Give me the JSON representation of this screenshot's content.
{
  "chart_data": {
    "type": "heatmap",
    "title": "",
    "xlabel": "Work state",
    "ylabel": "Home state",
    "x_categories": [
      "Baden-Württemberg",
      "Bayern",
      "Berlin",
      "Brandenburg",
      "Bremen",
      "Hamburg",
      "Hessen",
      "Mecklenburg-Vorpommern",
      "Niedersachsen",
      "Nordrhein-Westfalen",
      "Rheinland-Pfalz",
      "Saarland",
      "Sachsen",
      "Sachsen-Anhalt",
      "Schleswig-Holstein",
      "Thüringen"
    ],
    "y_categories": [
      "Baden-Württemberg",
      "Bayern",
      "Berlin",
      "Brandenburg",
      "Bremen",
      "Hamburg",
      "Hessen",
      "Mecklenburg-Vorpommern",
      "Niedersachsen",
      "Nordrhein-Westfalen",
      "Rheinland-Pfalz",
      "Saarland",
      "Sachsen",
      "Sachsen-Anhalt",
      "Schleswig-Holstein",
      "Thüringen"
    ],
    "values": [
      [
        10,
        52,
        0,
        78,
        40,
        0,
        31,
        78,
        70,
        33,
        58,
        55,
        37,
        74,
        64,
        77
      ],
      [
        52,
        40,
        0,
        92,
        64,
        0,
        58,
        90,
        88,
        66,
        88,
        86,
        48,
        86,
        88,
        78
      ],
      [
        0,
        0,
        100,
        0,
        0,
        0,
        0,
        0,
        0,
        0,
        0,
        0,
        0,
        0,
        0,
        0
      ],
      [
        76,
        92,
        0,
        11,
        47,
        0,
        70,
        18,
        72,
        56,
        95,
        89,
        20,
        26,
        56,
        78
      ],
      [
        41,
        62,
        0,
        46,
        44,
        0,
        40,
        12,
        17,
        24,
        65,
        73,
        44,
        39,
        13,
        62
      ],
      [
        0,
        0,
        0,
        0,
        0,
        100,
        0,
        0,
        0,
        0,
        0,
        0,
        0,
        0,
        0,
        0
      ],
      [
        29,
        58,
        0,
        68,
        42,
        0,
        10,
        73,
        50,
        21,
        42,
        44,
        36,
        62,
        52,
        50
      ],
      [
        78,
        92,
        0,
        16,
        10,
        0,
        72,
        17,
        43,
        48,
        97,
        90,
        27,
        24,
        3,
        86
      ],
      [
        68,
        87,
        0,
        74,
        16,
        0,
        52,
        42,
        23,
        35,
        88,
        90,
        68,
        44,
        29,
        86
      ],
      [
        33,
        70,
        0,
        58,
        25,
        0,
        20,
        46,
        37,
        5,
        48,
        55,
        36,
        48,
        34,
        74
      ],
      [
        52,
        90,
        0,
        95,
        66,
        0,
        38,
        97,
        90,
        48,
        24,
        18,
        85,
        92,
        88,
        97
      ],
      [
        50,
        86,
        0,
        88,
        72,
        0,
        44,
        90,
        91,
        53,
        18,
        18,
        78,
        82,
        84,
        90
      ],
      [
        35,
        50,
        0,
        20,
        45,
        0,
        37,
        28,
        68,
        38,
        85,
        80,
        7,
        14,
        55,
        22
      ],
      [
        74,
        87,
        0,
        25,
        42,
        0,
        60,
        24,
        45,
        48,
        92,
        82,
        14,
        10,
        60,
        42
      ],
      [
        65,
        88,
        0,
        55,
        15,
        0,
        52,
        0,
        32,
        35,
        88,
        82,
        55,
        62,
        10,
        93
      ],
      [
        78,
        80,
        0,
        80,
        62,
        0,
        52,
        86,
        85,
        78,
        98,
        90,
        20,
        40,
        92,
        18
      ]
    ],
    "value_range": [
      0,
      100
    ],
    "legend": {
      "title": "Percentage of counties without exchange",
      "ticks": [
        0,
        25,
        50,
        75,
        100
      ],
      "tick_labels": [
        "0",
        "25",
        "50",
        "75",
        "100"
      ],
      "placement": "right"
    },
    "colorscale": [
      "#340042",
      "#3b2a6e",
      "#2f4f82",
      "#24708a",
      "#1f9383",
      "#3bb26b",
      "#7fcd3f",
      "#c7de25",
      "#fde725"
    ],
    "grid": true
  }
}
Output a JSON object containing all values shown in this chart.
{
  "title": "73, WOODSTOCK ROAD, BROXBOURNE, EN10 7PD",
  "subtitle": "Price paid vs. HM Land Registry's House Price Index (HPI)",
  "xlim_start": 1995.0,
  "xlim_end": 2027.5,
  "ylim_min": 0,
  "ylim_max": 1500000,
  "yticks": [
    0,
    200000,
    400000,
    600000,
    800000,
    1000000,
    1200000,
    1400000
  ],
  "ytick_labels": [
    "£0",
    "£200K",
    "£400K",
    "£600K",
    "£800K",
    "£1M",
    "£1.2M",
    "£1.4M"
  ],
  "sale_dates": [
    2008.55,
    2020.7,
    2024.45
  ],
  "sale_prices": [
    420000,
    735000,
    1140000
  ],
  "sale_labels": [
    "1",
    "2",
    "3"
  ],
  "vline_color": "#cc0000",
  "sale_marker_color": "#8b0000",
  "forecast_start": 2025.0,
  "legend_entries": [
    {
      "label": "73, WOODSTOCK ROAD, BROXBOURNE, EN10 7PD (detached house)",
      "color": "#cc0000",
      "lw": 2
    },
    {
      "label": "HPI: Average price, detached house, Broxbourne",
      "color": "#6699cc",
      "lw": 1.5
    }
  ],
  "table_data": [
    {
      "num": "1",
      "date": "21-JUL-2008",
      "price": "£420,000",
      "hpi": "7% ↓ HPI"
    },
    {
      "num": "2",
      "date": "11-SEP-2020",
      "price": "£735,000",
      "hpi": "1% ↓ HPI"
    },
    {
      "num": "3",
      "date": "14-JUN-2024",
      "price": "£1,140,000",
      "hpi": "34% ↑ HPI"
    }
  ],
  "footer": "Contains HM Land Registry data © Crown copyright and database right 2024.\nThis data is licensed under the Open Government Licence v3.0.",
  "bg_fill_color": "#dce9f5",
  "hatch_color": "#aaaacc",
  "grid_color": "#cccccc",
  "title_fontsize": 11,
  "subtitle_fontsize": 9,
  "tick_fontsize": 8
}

→ **WHAT IS NEEDED**
Set down each entry again, unchanged.

→ **REPLY TO THE TASK**
Give me the JSON representation of this screenshot's content.
{
  "chart_data": {
    "type": "heatmap",
    "title": "",
    "xlabel": "Work state",
    "ylabel": "Home state",
    "x_categories": [
      "Baden-Württemberg",
      "Bayern",
      "Berlin",
      "Brandenburg",
      "Bremen",
      "Hamburg",
      "Hessen",
      "Mecklenburg-Vorpommern",
      "Niedersachsen",
      "Nordrhein-Westfalen",
      "Rheinland-Pfalz",
      "Saarland",
      "Sachsen",
      "Sachsen-Anhalt",
      "Schleswig-Holstein",
      "Thüringen"
    ],
    "y_categories": [
      "Baden-Württemberg",
      "Bayern",
      "Berlin",
      "Brandenburg",
      "Bremen",
      "Hamburg",
      "Hessen",
      "Mecklenburg-Vorpommern",
      "Niedersachsen",
      "Nordrhein-Westfalen",
      "Rheinland-Pfalz",
      "Saarland",
      "Sachsen",
      "Sachsen-Anhalt",
      "Schleswig-Holstein",
      "Thüringen"
    ],
    "values": [
      [
        10,
        52,
        0,
        78,
        40,
        0,
        31,
        78,
        70,
        33,
        58,
        55,
        37,
        74,
        64,
        77
      ],
      [
        52,
        40,
        0,
        92,
        64,
        0,
        58,
        90,
        88,
        66,
        88,
        86,
        48,
        86,
        88,
        78
      ],
      [
        0,
        0,
        100,
        0,
        0,
        0,
        0,
        0,
        0,
        0,
        0,
        0,
        0,
        0,
        0,
        0
      ],
      [
        76,
        92,
        0,
        11,
        47,
        0,
        70,
        18,
        72,
        56,
        95,
        89,
        20,
        26,
        56,
        78
      ],
      [
        41,
        62,
        0,
        46,
        44,
        0,
        40,
        12,
        17,
        24,
        65,
        73,
        44,
        39,
        13,
        62
      ],
      [
        0,
        0,
        0,
        0,
        0,
        100,
        0,
        0,
        0,
        0,
        0,
        0,
        0,
        0,
        0,
        0
      ],
      [
        29,
        58,
        0,
        68,
        42,
        0,
        10,
        73,
        50,
        21,
        42,
        44,
        36,
        62,
        52,
        50
      ],
      [
        78,
        92,
        0,
        16,
        10,
        0,
        72,
        17,
        43,
        48,
        97,
        90,
        27,
        24,
        3,
        86
      ],
      [
        68,
        87,
        0,
        74,
        16,
        0,
        52,
        42,
        23,
        35,
        88,
        90,
        68,
        44,
        29,
        86
      ],
      [
        33,
        70,
        0,
        58,
        25,
        0,
        20,
        46,
        37,
        5,
        48,
        55,
        36,
        48,
        34,
        74
      ],
      [
        52,
        90,
        0,
        95,
        66,
        0,
        38,
        97,
        90,
        48,
        24,
        18,
        85,
        92,
        88,
        97
      ],
      [
        50,
        86,
        0,
        88,
        72,
        0,
        44,
        90,
        91,
        53,
        18,
        18,
        78,
        82,
        84,
        90
      ],
      [
        35,
        50,
        0,
        20,
        45,
        0,
        37,
        28,
        68,
        38,
        85,
        80,
        7,
        14,
        55,
        22
      ],
      [
        74,
        87,
        0,
        25,
        42,
        0,
        60,
        24,
        45,
        48,
        92,
        82,
        14,
        10,
        60,
        42
      ],
      [
        65,
        88,
        0,
        55,
        15,
        0,
        52,
        0,
        32,
        35,
        88,
        82,
        55,
        62,
        10,
        93
      ],
      [
        78,
        80,
        0,
        80,
        62,
        0,
        52,
        86,
        85,
        78,
        98,
        90,
        20,
        40,
        92,
        18
      ]
    ],
    "value_range": [
      0,
      100
    ],
    "legend": {
      "title": "Percentage of counties without exchange",
      "ticks": [
        0,
        25,
        50,
        75,
        100
      ],
      "tick_labels": [
        "0",
        "25",
        "50",
        "75",
        "100"
      ],
      "placement": "right"
    },
    "colorscale": [
      "#340042",
      "#3b2a6e",
      "#2f4f82",
      "#24708a",
      "#1f9383",
      "#3bb26b",
      "#7fcd3f",
      "#c7de25",
      "#fde725"
    ],
    "grid": true
  }
}
Output a JSON object containing all values shown in this chart.
{
  "title": "73, WOODSTOCK ROAD, BROXBOURNE, EN10 7PD",
  "subtitle": "Price paid vs. HM Land Registry's House Price Index (HPI)",
  "xlim_start": 1995.0,
  "xlim_end": 2027.5,
  "ylim_min": 0,
  "ylim_max": 1500000,
  "yticks": [
    0,
    200000,
    400000,
    600000,
    800000,
    1000000,
    1200000,
    1400000
  ],
  "ytick_labels": [
    "£0",
    "£200K",
    "£400K",
    "£600K",
    "£800K",
    "£1M",
    "£1.2M",
    "£1.4M"
  ],
  "sale_dates": [
    2008.55,
    2020.7,
    2024.45
  ],
  "sale_prices": [
    420000,
    735000,
    1140000
  ],
  "sale_labels": [
    "1",
    "2",
    "3"
  ],
  "vline_color": "#cc0000",
  "sale_marker_color": "#8b0000",
  "forecast_start": 2025.0,
  "legend_entries": [
    {
      "label": "73, WOODSTOCK ROAD, BROXBOURNE, EN10 7PD (detached house)",
      "color": "#cc0000",
      "lw": 2
    },
    {
      "label": "HPI: Average price, detached house, Broxbourne",
      "color": "#6699cc",
      "lw": 1.5
    }
  ],
  "table_data": [
    {
      "num": "1",
      "date": "21-JUL-2008",
      "price": "£420,000",
      "hpi": "7% ↓ HPI"
    },
    {
      "num": "2",
      "date": "11-SEP-2020",
      "price": "£735,000",
      "hpi": "1% ↓ HPI"
    },
    {
      "num": "3",
      "date": "14-JUN-2024",
      "price": "£1,140,000",
      "hpi": "34% ↑ HPI"
    }
  ],
  "footer": "Contains HM Land Registry data © Crown copyright and database right 2024.\nThis data is licensed under the Open Government Licence v3.0.",
  "bg_fill_color": "#dce9f5",
  "hatch_color": "#aaaacc",
  "grid_color": "#cccccc",
  "title_fontsize": 11,
  "subtitle_fontsize": 9,
  "tick_fontsize": 8
}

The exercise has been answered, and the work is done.